— WHAT YOU ARE ASKED TO DO —
Would you repeat the listing exactly but omit every picture?

Chart and figure data:
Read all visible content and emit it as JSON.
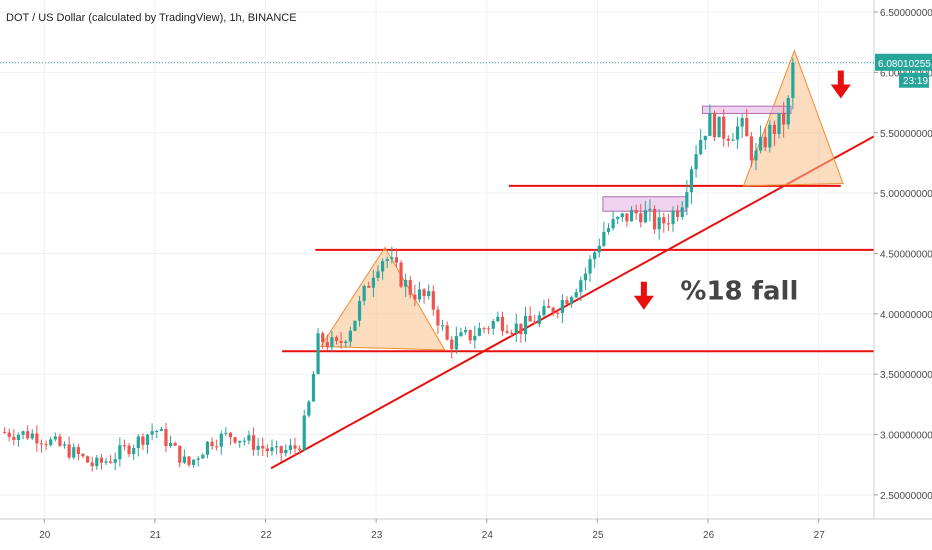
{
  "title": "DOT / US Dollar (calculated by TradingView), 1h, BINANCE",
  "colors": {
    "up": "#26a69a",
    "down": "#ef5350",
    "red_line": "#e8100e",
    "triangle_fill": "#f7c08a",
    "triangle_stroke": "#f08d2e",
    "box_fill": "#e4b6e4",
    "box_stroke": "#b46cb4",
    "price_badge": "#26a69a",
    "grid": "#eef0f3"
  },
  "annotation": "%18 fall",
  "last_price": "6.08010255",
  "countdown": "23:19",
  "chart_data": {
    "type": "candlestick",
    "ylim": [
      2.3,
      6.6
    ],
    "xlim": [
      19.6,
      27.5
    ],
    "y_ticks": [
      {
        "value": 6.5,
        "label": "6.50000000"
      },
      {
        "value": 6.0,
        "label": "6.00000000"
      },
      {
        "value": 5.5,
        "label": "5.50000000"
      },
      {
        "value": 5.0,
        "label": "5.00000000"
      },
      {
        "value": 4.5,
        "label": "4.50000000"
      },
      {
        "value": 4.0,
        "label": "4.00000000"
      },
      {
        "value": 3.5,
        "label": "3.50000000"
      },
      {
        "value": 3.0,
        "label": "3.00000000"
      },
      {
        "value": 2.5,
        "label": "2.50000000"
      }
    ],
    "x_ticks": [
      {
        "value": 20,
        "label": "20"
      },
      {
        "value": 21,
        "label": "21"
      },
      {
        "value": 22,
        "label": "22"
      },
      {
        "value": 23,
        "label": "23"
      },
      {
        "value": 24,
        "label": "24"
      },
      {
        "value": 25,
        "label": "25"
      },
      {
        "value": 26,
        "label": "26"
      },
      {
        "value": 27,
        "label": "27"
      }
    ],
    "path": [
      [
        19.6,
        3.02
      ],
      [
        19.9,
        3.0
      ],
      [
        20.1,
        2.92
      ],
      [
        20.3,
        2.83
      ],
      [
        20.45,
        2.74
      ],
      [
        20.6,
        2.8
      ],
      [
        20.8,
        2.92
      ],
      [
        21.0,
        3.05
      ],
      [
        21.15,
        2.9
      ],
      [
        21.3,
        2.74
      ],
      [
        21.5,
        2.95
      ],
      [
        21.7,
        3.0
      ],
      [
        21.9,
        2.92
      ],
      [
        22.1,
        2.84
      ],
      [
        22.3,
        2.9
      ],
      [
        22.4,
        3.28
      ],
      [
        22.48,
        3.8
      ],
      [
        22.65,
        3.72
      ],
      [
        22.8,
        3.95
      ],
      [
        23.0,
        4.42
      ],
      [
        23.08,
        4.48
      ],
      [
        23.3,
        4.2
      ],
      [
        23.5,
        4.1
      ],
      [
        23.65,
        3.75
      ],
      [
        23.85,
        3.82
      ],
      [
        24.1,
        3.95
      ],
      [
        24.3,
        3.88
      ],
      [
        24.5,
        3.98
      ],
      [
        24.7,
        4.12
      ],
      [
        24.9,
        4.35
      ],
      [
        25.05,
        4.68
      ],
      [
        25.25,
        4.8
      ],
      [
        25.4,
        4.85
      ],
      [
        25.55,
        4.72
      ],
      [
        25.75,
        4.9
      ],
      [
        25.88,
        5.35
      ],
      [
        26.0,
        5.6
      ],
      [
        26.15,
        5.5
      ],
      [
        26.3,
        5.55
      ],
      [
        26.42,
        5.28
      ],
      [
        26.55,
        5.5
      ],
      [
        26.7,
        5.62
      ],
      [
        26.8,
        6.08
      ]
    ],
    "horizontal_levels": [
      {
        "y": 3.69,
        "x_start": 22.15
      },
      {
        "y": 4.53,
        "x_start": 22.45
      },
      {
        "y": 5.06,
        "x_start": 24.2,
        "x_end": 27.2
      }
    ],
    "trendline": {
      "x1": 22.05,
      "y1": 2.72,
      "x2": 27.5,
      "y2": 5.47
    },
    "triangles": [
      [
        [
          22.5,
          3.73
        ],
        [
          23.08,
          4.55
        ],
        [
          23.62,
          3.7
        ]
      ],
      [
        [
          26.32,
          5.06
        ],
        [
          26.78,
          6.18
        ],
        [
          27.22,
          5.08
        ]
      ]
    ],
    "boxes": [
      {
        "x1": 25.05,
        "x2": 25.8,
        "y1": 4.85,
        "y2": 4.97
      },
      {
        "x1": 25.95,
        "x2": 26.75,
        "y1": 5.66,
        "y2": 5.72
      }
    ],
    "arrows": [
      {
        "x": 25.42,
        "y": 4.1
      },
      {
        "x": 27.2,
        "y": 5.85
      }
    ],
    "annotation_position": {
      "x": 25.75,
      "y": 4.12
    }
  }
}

— WRITTEN ANSWER —
Read all visible content and emit it as JSON.
{
  "title": "DOT / US Dollar (calculated by TradingView), 1h, BINANCE",
  "colors": {
    "up": "#26a69a",
    "down": "#ef5350",
    "red_line": "#e8100e",
    "triangle_fill": "#f7c08a",
    "triangle_stroke": "#f08d2e",
    "box_fill": "#e4b6e4",
    "box_stroke": "#b46cb4",
    "price_badge": "#26a69a",
    "grid": "#eef0f3"
  },
  "annotation": "%18 fall",
  "last_price": "6.08010255",
  "countdown": "23:19",
  "chart_data": {
    "type": "candlestick",
    "ylim": [
      2.3,
      6.6
    ],
    "xlim": [
      19.6,
      27.5
    ],
    "y_ticks": [
      {
        "value": 6.5,
        "label": "6.50000000"
      },
      {
        "value": 6.0,
        "label": "6.00000000"
      },
      {
        "value": 5.5,
        "label": "5.50000000"
      },
      {
        "value": 5.0,
        "label": "5.00000000"
      },
      {
        "value": 4.5,
        "label": "4.50000000"
      },
      {
        "value": 4.0,
        "label": "4.00000000"
      },
      {
        "value": 3.5,
        "label": "3.50000000"
      },
      {
        "value": 3.0,
        "label": "3.00000000"
      },
      {
        "value": 2.5,
        "label": "2.50000000"
      }
    ],
    "x_ticks": [
      {
        "value": 20,
        "label": "20"
      },
      {
        "value": 21,
        "label": "21"
      },
      {
        "value": 22,
        "label": "22"
      },
      {
        "value": 23,
        "label": "23"
      },
      {
        "value": 24,
        "label": "24"
      },
      {
        "value": 25,
        "label": "25"
      },
      {
        "value": 26,
        "label": "26"
      },
      {
        "value": 27,
        "label": "27"
      }
    ],
    "path": [
      [
        19.6,
        3.02
      ],
      [
        19.9,
        3.0
      ],
      [
        20.1,
        2.92
      ],
      [
        20.3,
        2.83
      ],
      [
        20.45,
        2.74
      ],
      [
        20.6,
        2.8
      ],
      [
        20.8,
        2.92
      ],
      [
        21.0,
        3.05
      ],
      [
        21.15,
        2.9
      ],
      [
        21.3,
        2.74
      ],
      [
        21.5,
        2.95
      ],
      [
        21.7,
        3.0
      ],
      [
        21.9,
        2.92
      ],
      [
        22.1,
        2.84
      ],
      [
        22.3,
        2.9
      ],
      [
        22.4,
        3.28
      ],
      [
        22.48,
        3.8
      ],
      [
        22.65,
        3.72
      ],
      [
        22.8,
        3.95
      ],
      [
        23.0,
        4.42
      ],
      [
        23.08,
        4.48
      ],
      [
        23.3,
        4.2
      ],
      [
        23.5,
        4.1
      ],
      [
        23.65,
        3.75
      ],
      [
        23.85,
        3.82
      ],
      [
        24.1,
        3.95
      ],
      [
        24.3,
        3.88
      ],
      [
        24.5,
        3.98
      ],
      [
        24.7,
        4.12
      ],
      [
        24.9,
        4.35
      ],
      [
        25.05,
        4.68
      ],
      [
        25.25,
        4.8
      ],
      [
        25.4,
        4.85
      ],
      [
        25.55,
        4.72
      ],
      [
        25.75,
        4.9
      ],
      [
        25.88,
        5.35
      ],
      [
        26.0,
        5.6
      ],
      [
        26.15,
        5.5
      ],
      [
        26.3,
        5.55
      ],
      [
        26.42,
        5.28
      ],
      [
        26.55,
        5.5
      ],
      [
        26.7,
        5.62
      ],
      [
        26.8,
        6.08
      ]
    ],
    "horizontal_levels": [
      {
        "y": 3.69,
        "x_start": 22.15
      },
      {
        "y": 4.53,
        "x_start": 22.45
      },
      {
        "y": 5.06,
        "x_start": 24.2,
        "x_end": 27.2
      }
    ],
    "trendline": {
      "x1": 22.05,
      "y1": 2.72,
      "x2": 27.5,
      "y2": 5.47
    },
    "triangles": [
      [
        [
          22.5,
          3.73
        ],
        [
          23.08,
          4.55
        ],
        [
          23.62,
          3.7
        ]
      ],
      [
        [
          26.32,
          5.06
        ],
        [
          26.78,
          6.18
        ],
        [
          27.22,
          5.08
        ]
      ]
    ],
    "boxes": [
      {
        "x1": 25.05,
        "x2": 25.8,
        "y1": 4.85,
        "y2": 4.97
      },
      {
        "x1": 25.95,
        "x2": 26.75,
        "y1": 5.66,
        "y2": 5.72
      }
    ],
    "arrows": [
      {
        "x": 25.42,
        "y": 4.1
      },
      {
        "x": 27.2,
        "y": 5.85
      }
    ],
    "annotation_position": {
      "x": 25.75,
      "y": 4.12
    }
  }
}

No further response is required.